<<<<

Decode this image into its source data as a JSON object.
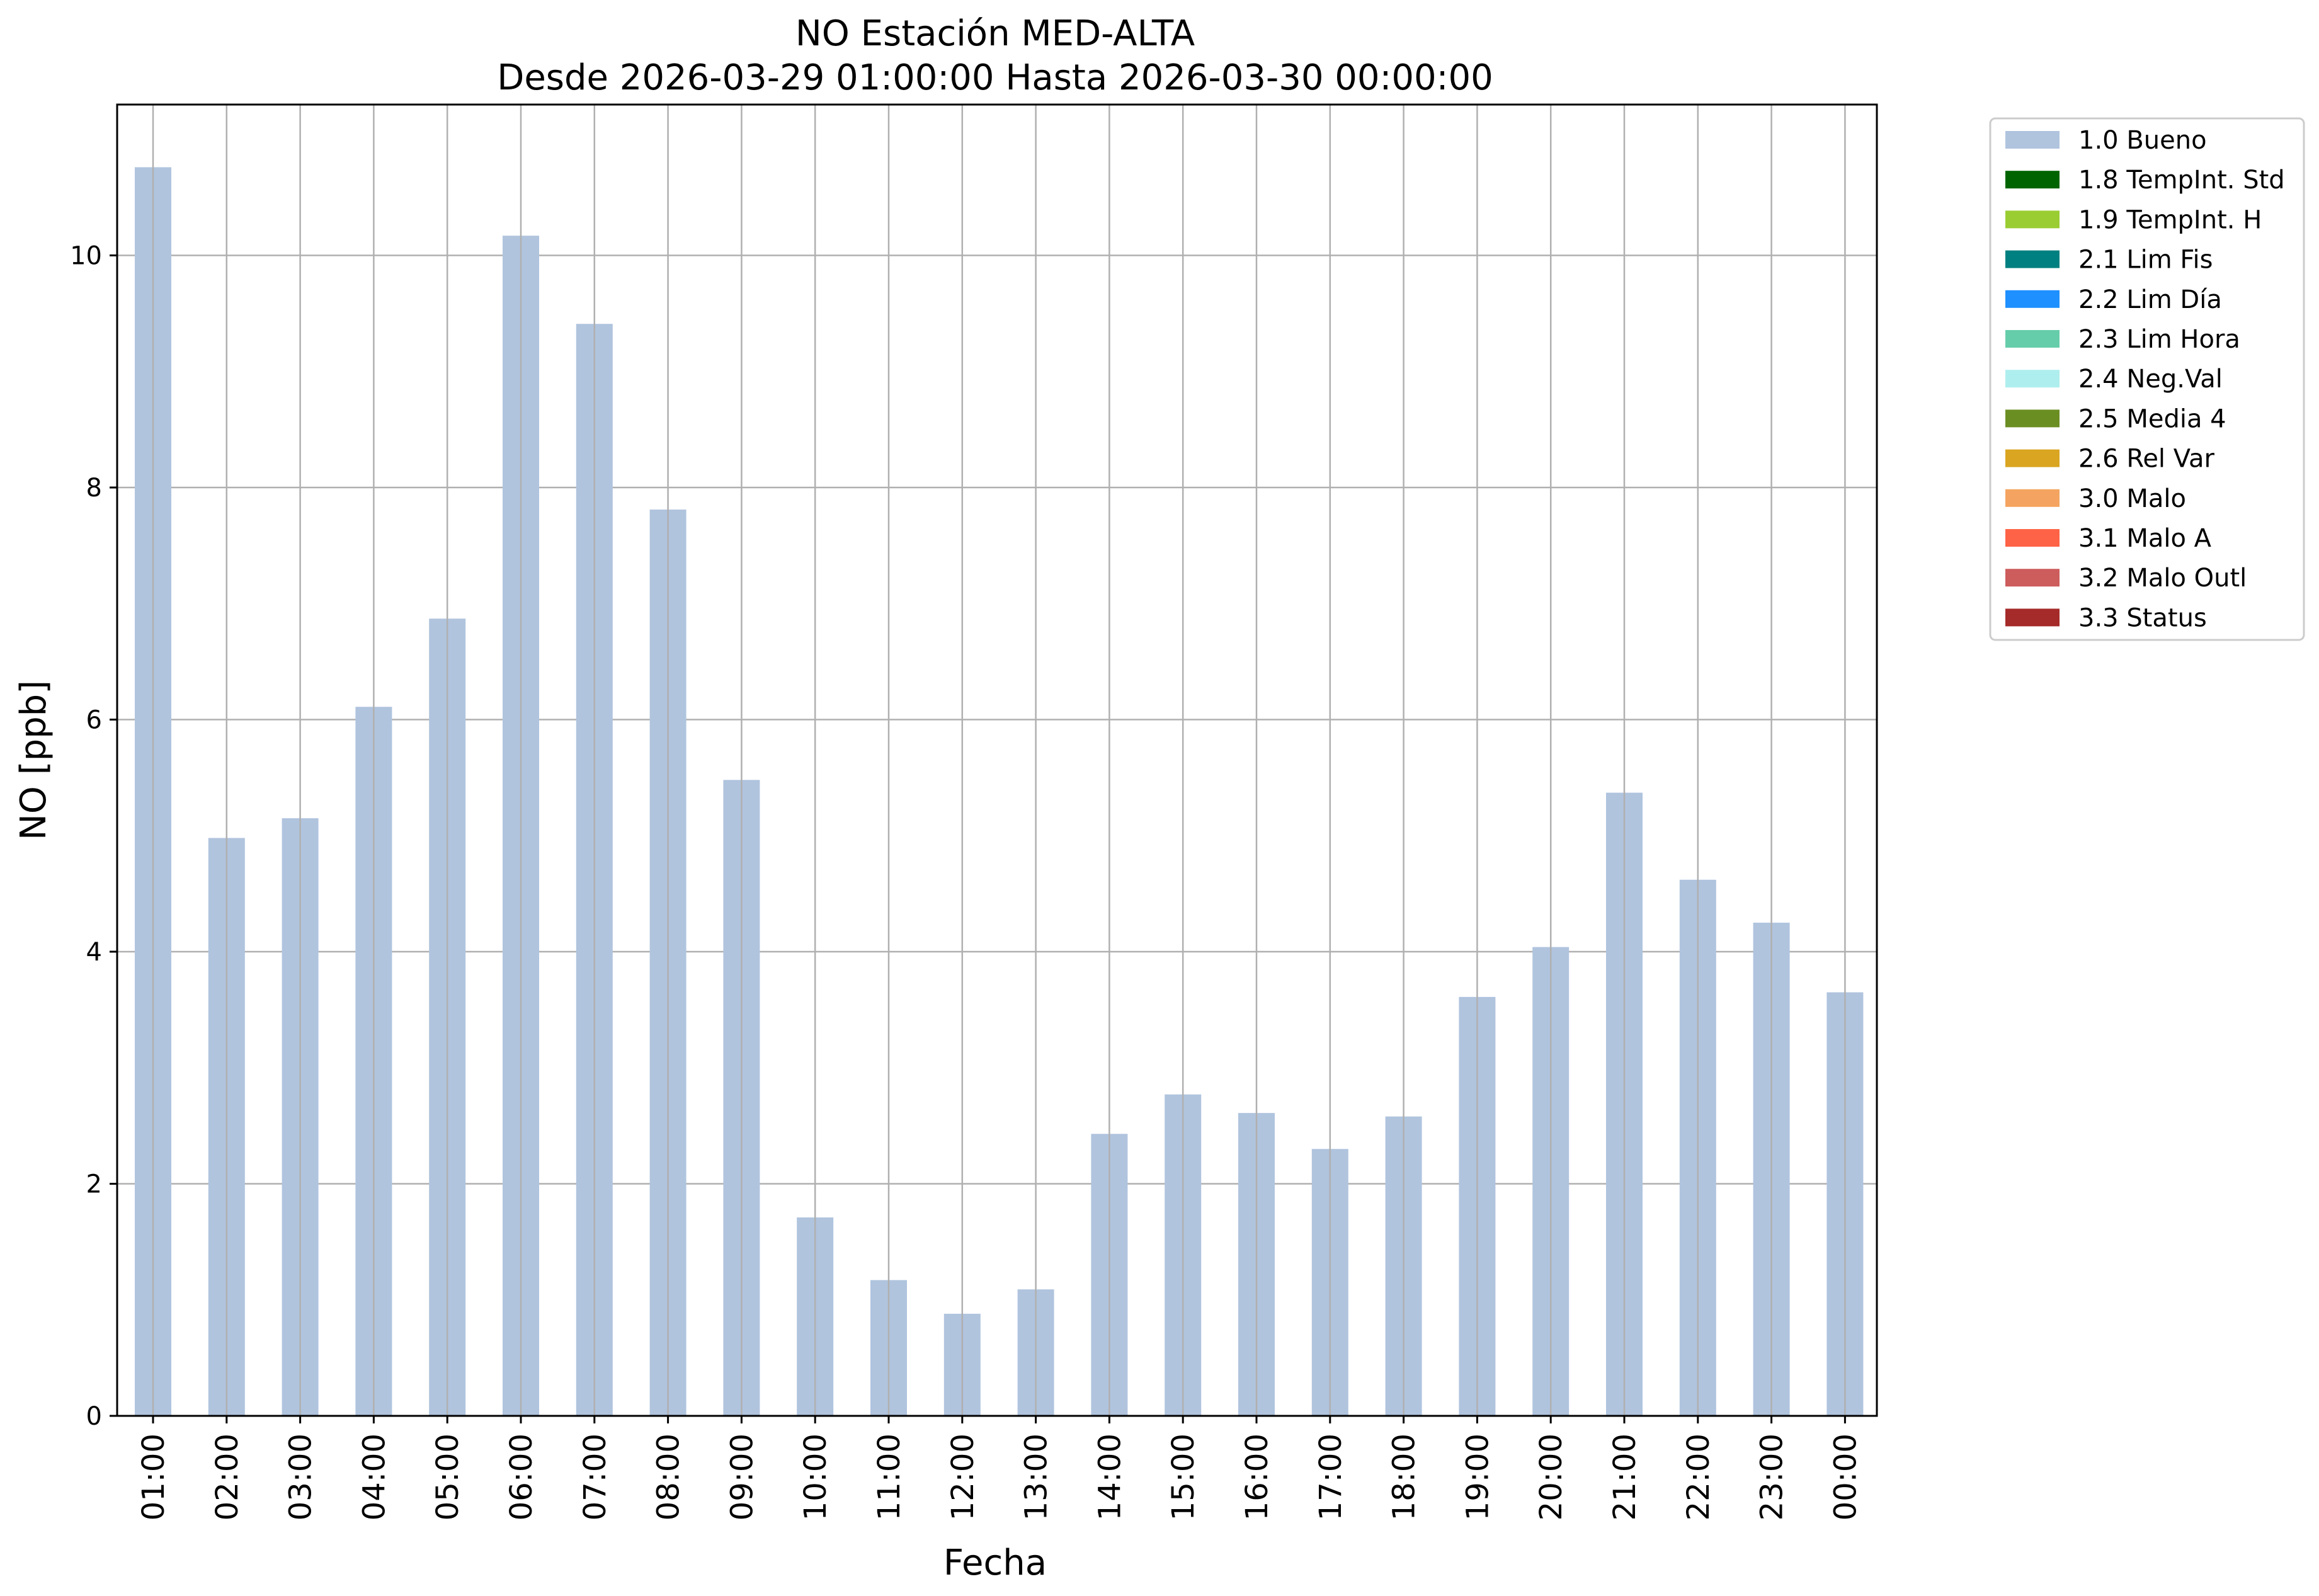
{
  "chart_data": {
    "type": "bar",
    "title": "NO Estación MED-ALTA",
    "subtitle": "Desde 2026-03-29 01:00:00 Hasta 2026-03-30 00:00:00",
    "xlabel": "Fecha",
    "ylabel": "NO [ppb]",
    "ylim": [
      0,
      11.3
    ],
    "yticks": [
      0,
      2,
      4,
      6,
      8,
      10
    ],
    "grid": true,
    "legend_position": "outside-top-right",
    "categories": [
      "01:00",
      "02:00",
      "03:00",
      "04:00",
      "05:00",
      "06:00",
      "07:00",
      "08:00",
      "09:00",
      "10:00",
      "11:00",
      "12:00",
      "13:00",
      "14:00",
      "15:00",
      "16:00",
      "17:00",
      "18:00",
      "19:00",
      "20:00",
      "21:00",
      "22:00",
      "23:00",
      "00:00"
    ],
    "series": [
      {
        "name": "1.0 Bueno",
        "color": "#b0c4de",
        "values": [
          10.76,
          4.98,
          5.15,
          6.11,
          6.87,
          10.17,
          9.41,
          7.81,
          5.48,
          1.71,
          1.17,
          0.88,
          1.09,
          2.43,
          2.77,
          2.61,
          2.3,
          2.58,
          3.61,
          4.04,
          5.37,
          4.62,
          4.25,
          3.65
        ]
      }
    ],
    "legend": [
      {
        "label": "1.0 Bueno",
        "color": "#b0c4de"
      },
      {
        "label": "1.8 TempInt. Std",
        "color": "#006400"
      },
      {
        "label": "1.9 TempInt. H",
        "color": "#9acd32"
      },
      {
        "label": "2.1 Lim Fis",
        "color": "#008080"
      },
      {
        "label": "2.2 Lim Día",
        "color": "#1e90ff"
      },
      {
        "label": "2.3 Lim Hora",
        "color": "#66cdaa"
      },
      {
        "label": "2.4 Neg.Val",
        "color": "#afeeee"
      },
      {
        "label": "2.5 Media 4",
        "color": "#6b8e23"
      },
      {
        "label": "2.6 Rel Var",
        "color": "#daa520"
      },
      {
        "label": "3.0 Malo",
        "color": "#f4a460"
      },
      {
        "label": "3.1 Malo A",
        "color": "#ff6347"
      },
      {
        "label": "3.2 Malo Outl",
        "color": "#cd5c5c"
      },
      {
        "label": "3.3 Status",
        "color": "#a52a2a"
      }
    ]
  }
}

>>>>

▸ **Task description**: Copy the listing in full and without alteration, omitting every picture.

▸ **Solution**:
Decode this image into its source data as a JSON object.
{
  "chart_data": {
    "type": "bar",
    "title": "NO Estación MED-ALTA",
    "subtitle": "Desde 2026-03-29 01:00:00 Hasta 2026-03-30 00:00:00",
    "xlabel": "Fecha",
    "ylabel": "NO [ppb]",
    "ylim": [
      0,
      11.3
    ],
    "yticks": [
      0,
      2,
      4,
      6,
      8,
      10
    ],
    "grid": true,
    "legend_position": "outside-top-right",
    "categories": [
      "01:00",
      "02:00",
      "03:00",
      "04:00",
      "05:00",
      "06:00",
      "07:00",
      "08:00",
      "09:00",
      "10:00",
      "11:00",
      "12:00",
      "13:00",
      "14:00",
      "15:00",
      "16:00",
      "17:00",
      "18:00",
      "19:00",
      "20:00",
      "21:00",
      "22:00",
      "23:00",
      "00:00"
    ],
    "series": [
      {
        "name": "1.0 Bueno",
        "color": "#b0c4de",
        "values": [
          10.76,
          4.98,
          5.15,
          6.11,
          6.87,
          10.17,
          9.41,
          7.81,
          5.48,
          1.71,
          1.17,
          0.88,
          1.09,
          2.43,
          2.77,
          2.61,
          2.3,
          2.58,
          3.61,
          4.04,
          5.37,
          4.62,
          4.25,
          3.65
        ]
      }
    ],
    "legend": [
      {
        "label": "1.0 Bueno",
        "color": "#b0c4de"
      },
      {
        "label": "1.8 TempInt. Std",
        "color": "#006400"
      },
      {
        "label": "1.9 TempInt. H",
        "color": "#9acd32"
      },
      {
        "label": "2.1 Lim Fis",
        "color": "#008080"
      },
      {
        "label": "2.2 Lim Día",
        "color": "#1e90ff"
      },
      {
        "label": "2.3 Lim Hora",
        "color": "#66cdaa"
      },
      {
        "label": "2.4 Neg.Val",
        "color": "#afeeee"
      },
      {
        "label": "2.5 Media 4",
        "color": "#6b8e23"
      },
      {
        "label": "2.6 Rel Var",
        "color": "#daa520"
      },
      {
        "label": "3.0 Malo",
        "color": "#f4a460"
      },
      {
        "label": "3.1 Malo A",
        "color": "#ff6347"
      },
      {
        "label": "3.2 Malo Outl",
        "color": "#cd5c5c"
      },
      {
        "label": "3.3 Status",
        "color": "#a52a2a"
      }
    ]
  }
}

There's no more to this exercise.